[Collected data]
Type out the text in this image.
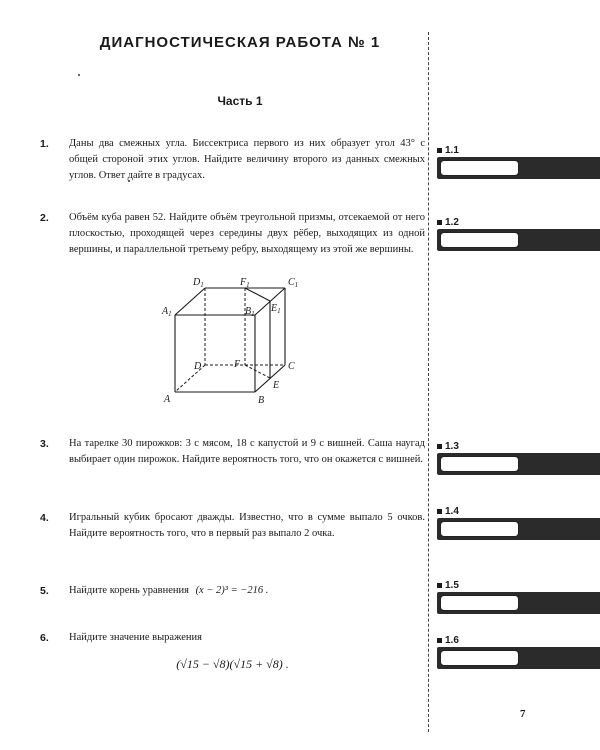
ДИАГНОСТИЧЕСКАЯ РАБОТА № 1
Часть 1
1. Даны два смежных угла. Биссектриса первого из них образует угол 43° с общей стороной этих углов. Найдите величину второго из данных смежных углов. Ответ дайте в градусах.
2. Объём куба равен 52. Найдите объём треугольной призмы, отсекаемой от него плоскостью, проходящей через середины двух рёбер, выходящих из одной вершины, и параллельной третьему ребру, выходящему из этой же вершины.
$D_1$	$F_1$	$C_1$
$A_1$	$B_1$ $E_1$
D	F	C
E
A	B
3. На тарелке 30 пирожков: 3 с мясом, 18 с капустой и 9 с вишней. Саша наугад выбирает один пирожок. Найдите вероятность того, что он окажется с вишней.
4. Игральный кубик бросают дважды. Известно, что в сумме выпало 5 очков. Найдите вероятность того, что в первый раз выпало 2 очка.
5. Найдите корень уравнения (x − 2)³ = −216 .
6. Найдите значение выражения
(√15 − √8)(√15 + √8) .
1.1
1.2
1.3
1.4
1.5
1.6
7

▶ What is being asked: Check the records above line by line and tally those holding the string "того". Answer with the number only.

▶ Written solution: 2